(Stored entries)
###

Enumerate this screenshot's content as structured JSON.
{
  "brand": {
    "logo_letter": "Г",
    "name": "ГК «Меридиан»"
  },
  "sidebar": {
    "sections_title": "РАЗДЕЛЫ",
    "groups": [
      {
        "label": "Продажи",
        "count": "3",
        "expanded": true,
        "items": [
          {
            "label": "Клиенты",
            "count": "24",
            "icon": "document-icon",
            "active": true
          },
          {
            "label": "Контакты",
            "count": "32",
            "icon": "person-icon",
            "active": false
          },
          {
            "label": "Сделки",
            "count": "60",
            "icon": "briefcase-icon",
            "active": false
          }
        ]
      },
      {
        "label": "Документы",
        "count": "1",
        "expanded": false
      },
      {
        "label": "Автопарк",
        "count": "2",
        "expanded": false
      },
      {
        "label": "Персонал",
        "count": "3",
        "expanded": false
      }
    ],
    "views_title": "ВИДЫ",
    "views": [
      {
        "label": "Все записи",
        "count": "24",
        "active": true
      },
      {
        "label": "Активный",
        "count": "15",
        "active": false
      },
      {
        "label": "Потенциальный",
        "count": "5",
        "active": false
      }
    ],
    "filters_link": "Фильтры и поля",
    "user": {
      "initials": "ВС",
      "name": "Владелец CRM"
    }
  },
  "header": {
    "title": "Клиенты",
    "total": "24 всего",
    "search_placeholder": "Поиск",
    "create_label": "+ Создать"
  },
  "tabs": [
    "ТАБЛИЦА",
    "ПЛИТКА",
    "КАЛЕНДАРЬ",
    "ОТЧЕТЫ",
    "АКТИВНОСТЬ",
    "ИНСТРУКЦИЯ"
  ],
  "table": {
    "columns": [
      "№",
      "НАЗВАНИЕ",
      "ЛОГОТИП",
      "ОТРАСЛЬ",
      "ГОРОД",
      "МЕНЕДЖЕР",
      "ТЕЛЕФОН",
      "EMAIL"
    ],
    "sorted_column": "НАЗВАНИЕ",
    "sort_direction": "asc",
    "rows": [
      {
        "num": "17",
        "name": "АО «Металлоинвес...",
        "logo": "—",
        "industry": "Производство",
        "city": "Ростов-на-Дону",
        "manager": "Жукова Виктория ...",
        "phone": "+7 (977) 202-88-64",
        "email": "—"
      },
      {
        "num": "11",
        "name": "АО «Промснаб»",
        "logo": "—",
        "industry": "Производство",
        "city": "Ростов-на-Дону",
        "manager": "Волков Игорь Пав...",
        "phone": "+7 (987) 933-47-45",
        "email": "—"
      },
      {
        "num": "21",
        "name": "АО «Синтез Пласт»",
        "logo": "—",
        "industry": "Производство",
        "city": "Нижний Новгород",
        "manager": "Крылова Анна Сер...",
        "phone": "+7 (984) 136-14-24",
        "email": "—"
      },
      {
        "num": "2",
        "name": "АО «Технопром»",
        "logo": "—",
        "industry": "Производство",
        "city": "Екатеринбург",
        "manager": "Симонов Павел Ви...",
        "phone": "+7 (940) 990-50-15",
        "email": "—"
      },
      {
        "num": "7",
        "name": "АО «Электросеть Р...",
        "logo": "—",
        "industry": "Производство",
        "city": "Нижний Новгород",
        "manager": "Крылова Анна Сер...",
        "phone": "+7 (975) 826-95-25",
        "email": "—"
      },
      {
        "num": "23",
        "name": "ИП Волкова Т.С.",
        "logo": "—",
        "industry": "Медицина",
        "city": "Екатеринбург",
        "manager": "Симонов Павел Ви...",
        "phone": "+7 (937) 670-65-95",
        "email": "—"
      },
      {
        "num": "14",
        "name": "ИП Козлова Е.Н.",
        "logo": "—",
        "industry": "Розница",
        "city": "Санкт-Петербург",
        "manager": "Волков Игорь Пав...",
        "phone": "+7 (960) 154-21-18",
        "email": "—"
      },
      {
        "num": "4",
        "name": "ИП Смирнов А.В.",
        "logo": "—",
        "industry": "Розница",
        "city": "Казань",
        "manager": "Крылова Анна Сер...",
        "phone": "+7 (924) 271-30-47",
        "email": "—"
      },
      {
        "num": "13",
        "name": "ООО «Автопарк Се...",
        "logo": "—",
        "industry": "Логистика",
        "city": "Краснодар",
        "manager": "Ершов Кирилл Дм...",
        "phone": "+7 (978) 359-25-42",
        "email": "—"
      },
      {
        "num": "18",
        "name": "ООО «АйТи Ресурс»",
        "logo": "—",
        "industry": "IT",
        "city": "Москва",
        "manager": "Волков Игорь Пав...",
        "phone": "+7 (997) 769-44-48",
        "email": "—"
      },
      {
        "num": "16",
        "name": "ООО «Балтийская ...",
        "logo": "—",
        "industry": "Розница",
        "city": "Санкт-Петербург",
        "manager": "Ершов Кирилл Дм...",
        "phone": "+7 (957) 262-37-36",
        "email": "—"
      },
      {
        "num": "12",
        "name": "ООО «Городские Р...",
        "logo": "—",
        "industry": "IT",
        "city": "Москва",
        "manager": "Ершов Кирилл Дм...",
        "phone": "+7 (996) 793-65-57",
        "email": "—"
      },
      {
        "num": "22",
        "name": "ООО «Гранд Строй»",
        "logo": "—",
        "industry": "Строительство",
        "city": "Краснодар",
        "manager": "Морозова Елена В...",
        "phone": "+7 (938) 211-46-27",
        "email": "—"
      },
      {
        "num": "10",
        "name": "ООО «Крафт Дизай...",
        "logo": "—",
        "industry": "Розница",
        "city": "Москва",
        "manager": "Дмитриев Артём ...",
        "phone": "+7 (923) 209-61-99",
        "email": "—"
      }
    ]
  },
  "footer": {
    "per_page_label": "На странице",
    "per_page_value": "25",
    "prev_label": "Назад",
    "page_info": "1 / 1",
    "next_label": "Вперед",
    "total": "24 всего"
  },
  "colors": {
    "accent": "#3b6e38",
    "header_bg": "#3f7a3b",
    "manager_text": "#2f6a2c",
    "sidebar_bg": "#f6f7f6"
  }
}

###

● EXERCISE INSTRUCTIONS
Restate the data above word for word, please.

● COMPLETE ANSWER
Enumerate this screenshot's content as structured JSON.
{
  "brand": {
    "logo_letter": "Г",
    "name": "ГК «Меридиан»"
  },
  "sidebar": {
    "sections_title": "РАЗДЕЛЫ",
    "groups": [
      {
        "label": "Продажи",
        "count": "3",
        "expanded": true,
        "items": [
          {
            "label": "Клиенты",
            "count": "24",
            "icon": "document-icon",
            "active": true
          },
          {
            "label": "Контакты",
            "count": "32",
            "icon": "person-icon",
            "active": false
          },
          {
            "label": "Сделки",
            "count": "60",
            "icon": "briefcase-icon",
            "active": false
          }
        ]
      },
      {
        "label": "Документы",
        "count": "1",
        "expanded": false
      },
      {
        "label": "Автопарк",
        "count": "2",
        "expanded": false
      },
      {
        "label": "Персонал",
        "count": "3",
        "expanded": false
      }
    ],
    "views_title": "ВИДЫ",
    "views": [
      {
        "label": "Все записи",
        "count": "24",
        "active": true
      },
      {
        "label": "Активный",
        "count": "15",
        "active": false
      },
      {
        "label": "Потенциальный",
        "count": "5",
        "active": false
      }
    ],
    "filters_link": "Фильтры и поля",
    "user": {
      "initials": "ВС",
      "name": "Владелец CRM"
    }
  },
  "header": {
    "title": "Клиенты",
    "total": "24 всего",
    "search_placeholder": "Поиск",
    "create_label": "+ Создать"
  },
  "tabs": [
    "ТАБЛИЦА",
    "ПЛИТКА",
    "КАЛЕНДАРЬ",
    "ОТЧЕТЫ",
    "АКТИВНОСТЬ",
    "ИНСТРУКЦИЯ"
  ],
  "table": {
    "columns": [
      "№",
      "НАЗВАНИЕ",
      "ЛОГОТИП",
      "ОТРАСЛЬ",
      "ГОРОД",
      "МЕНЕДЖЕР",
      "ТЕЛЕФОН",
      "EMAIL"
    ],
    "sorted_column": "НАЗВАНИЕ",
    "sort_direction": "asc",
    "rows": [
      {
        "num": "17",
        "name": "АО «Металлоинвес...",
        "logo": "—",
        "industry": "Производство",
        "city": "Ростов-на-Дону",
        "manager": "Жукова Виктория ...",
        "phone": "+7 (977) 202-88-64",
        "email": "—"
      },
      {
        "num": "11",
        "name": "АО «Промснаб»",
        "logo": "—",
        "industry": "Производство",
        "city": "Ростов-на-Дону",
        "manager": "Волков Игорь Пав...",
        "phone": "+7 (987) 933-47-45",
        "email": "—"
      },
      {
        "num": "21",
        "name": "АО «Синтез Пласт»",
        "logo": "—",
        "industry": "Производство",
        "city": "Нижний Новгород",
        "manager": "Крылова Анна Сер...",
        "phone": "+7 (984) 136-14-24",
        "email": "—"
      },
      {
        "num": "2",
        "name": "АО «Технопром»",
        "logo": "—",
        "industry": "Производство",
        "city": "Екатеринбург",
        "manager": "Симонов Павел Ви...",
        "phone": "+7 (940) 990-50-15",
        "email": "—"
      },
      {
        "num": "7",
        "name": "АО «Электросеть Р...",
        "logo": "—",
        "industry": "Производство",
        "city": "Нижний Новгород",
        "manager": "Крылова Анна Сер...",
        "phone": "+7 (975) 826-95-25",
        "email": "—"
      },
      {
        "num": "23",
        "name": "ИП Волкова Т.С.",
        "logo": "—",
        "industry": "Медицина",
        "city": "Екатеринбург",
        "manager": "Симонов Павел Ви...",
        "phone": "+7 (937) 670-65-95",
        "email": "—"
      },
      {
        "num": "14",
        "name": "ИП Козлова Е.Н.",
        "logo": "—",
        "industry": "Розница",
        "city": "Санкт-Петербург",
        "manager": "Волков Игорь Пав...",
        "phone": "+7 (960) 154-21-18",
        "email": "—"
      },
      {
        "num": "4",
        "name": "ИП Смирнов А.В.",
        "logo": "—",
        "industry": "Розница",
        "city": "Казань",
        "manager": "Крылова Анна Сер...",
        "phone": "+7 (924) 271-30-47",
        "email": "—"
      },
      {
        "num": "13",
        "name": "ООО «Автопарк Се...",
        "logo": "—",
        "industry": "Логистика",
        "city": "Краснодар",
        "manager": "Ершов Кирилл Дм...",
        "phone": "+7 (978) 359-25-42",
        "email": "—"
      },
      {
        "num": "18",
        "name": "ООО «АйТи Ресурс»",
        "logo": "—",
        "industry": "IT",
        "city": "Москва",
        "manager": "Волков Игорь Пав...",
        "phone": "+7 (997) 769-44-48",
        "email": "—"
      },
      {
        "num": "16",
        "name": "ООО «Балтийская ...",
        "logo": "—",
        "industry": "Розница",
        "city": "Санкт-Петербург",
        "manager": "Ершов Кирилл Дм...",
        "phone": "+7 (957) 262-37-36",
        "email": "—"
      },
      {
        "num": "12",
        "name": "ООО «Городские Р...",
        "logo": "—",
        "industry": "IT",
        "city": "Москва",
        "manager": "Ершов Кирилл Дм...",
        "phone": "+7 (996) 793-65-57",
        "email": "—"
      },
      {
        "num": "22",
        "name": "ООО «Гранд Строй»",
        "logo": "—",
        "industry": "Строительство",
        "city": "Краснодар",
        "manager": "Морозова Елена В...",
        "phone": "+7 (938) 211-46-27",
        "email": "—"
      },
      {
        "num": "10",
        "name": "ООО «Крафт Дизай...",
        "logo": "—",
        "industry": "Розница",
        "city": "Москва",
        "manager": "Дмитриев Артём ...",
        "phone": "+7 (923) 209-61-99",
        "email": "—"
      }
    ]
  },
  "footer": {
    "per_page_label": "На странице",
    "per_page_value": "25",
    "prev_label": "Назад",
    "page_info": "1 / 1",
    "next_label": "Вперед",
    "total": "24 всего"
  },
  "colors": {
    "accent": "#3b6e38",
    "header_bg": "#3f7a3b",
    "manager_text": "#2f6a2c",
    "sidebar_bg": "#f6f7f6"
  }
}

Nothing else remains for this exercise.